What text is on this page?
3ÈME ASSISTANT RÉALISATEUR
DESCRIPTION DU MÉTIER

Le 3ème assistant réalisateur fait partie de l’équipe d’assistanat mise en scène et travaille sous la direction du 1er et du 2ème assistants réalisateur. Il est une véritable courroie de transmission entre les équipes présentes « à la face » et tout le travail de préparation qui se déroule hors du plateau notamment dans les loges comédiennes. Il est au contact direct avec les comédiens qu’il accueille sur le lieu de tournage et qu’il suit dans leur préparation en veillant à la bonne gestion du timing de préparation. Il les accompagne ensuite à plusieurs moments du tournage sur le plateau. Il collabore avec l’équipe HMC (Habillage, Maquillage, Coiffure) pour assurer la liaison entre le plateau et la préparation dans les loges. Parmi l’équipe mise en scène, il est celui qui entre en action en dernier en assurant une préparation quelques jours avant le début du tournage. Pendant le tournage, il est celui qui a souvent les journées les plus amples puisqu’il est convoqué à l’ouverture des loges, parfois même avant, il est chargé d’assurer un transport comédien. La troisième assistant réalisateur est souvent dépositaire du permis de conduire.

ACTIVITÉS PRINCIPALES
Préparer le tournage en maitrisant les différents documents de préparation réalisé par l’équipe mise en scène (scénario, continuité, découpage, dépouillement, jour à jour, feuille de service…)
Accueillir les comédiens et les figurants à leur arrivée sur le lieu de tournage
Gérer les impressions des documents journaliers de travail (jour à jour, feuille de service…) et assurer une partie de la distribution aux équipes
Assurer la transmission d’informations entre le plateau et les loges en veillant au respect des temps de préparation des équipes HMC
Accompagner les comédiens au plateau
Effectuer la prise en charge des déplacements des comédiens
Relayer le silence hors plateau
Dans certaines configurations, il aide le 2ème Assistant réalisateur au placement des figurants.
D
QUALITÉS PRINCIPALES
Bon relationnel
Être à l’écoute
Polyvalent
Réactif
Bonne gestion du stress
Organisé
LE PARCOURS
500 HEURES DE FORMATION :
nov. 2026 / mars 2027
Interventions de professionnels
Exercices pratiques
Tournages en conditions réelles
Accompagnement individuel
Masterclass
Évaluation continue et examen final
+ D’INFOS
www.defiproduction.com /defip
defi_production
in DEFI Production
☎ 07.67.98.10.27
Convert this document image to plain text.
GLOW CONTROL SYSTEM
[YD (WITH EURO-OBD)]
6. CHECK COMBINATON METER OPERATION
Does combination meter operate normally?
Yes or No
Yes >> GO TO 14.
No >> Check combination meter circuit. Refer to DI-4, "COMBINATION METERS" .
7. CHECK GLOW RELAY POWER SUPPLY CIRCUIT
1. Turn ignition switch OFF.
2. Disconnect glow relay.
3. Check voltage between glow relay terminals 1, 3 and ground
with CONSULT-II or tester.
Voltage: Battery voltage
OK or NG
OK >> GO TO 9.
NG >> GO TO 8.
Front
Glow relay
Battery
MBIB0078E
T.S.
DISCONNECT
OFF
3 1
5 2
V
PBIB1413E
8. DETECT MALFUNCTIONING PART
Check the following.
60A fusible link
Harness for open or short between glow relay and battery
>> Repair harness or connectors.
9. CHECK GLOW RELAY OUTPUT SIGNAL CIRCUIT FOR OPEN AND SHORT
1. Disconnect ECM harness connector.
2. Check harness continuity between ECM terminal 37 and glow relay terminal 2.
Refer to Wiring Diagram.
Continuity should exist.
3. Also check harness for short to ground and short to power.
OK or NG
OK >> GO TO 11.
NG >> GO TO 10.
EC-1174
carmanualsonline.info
----------
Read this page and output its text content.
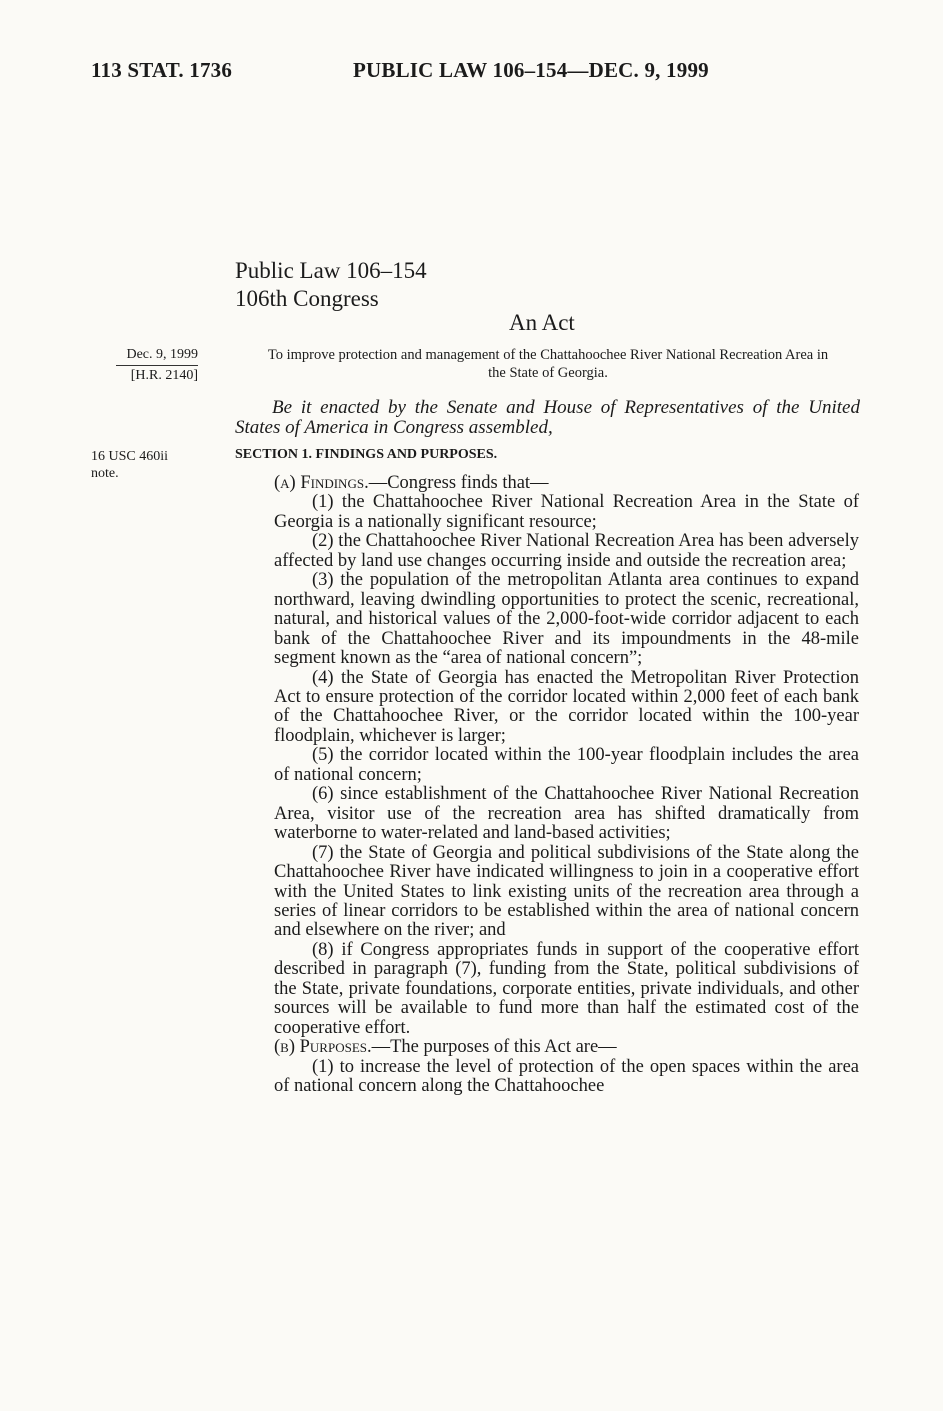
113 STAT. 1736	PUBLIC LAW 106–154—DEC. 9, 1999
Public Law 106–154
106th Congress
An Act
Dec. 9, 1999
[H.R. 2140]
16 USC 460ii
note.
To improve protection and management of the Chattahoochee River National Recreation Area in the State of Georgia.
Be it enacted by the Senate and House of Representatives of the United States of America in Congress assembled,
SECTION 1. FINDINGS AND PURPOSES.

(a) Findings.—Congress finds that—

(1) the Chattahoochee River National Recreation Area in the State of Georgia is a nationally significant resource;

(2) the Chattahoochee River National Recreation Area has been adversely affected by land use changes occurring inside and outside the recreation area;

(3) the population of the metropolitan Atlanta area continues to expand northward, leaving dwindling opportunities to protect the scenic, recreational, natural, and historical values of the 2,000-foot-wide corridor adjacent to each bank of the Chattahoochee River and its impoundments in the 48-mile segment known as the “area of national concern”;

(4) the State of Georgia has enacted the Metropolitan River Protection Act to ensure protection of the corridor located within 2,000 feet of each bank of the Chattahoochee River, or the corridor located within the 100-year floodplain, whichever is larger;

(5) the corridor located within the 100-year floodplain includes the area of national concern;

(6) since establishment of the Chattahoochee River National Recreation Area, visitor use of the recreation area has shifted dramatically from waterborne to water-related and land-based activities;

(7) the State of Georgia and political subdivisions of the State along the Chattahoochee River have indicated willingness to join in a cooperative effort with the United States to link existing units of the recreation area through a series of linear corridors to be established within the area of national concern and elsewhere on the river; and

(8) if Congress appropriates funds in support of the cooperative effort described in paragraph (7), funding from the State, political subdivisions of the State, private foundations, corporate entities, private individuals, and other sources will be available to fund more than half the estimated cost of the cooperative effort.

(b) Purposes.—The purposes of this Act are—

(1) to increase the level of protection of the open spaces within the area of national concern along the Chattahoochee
----------
→ Objective
Copy in full each line that holds the word "figurants".

→ Expected output
Accueillir les comédiens et les figurants à leur arrivée sur le lieu de tournage
Dans certaines configurations, il aide le 2ème Assistant réalisateur au placement des figurants.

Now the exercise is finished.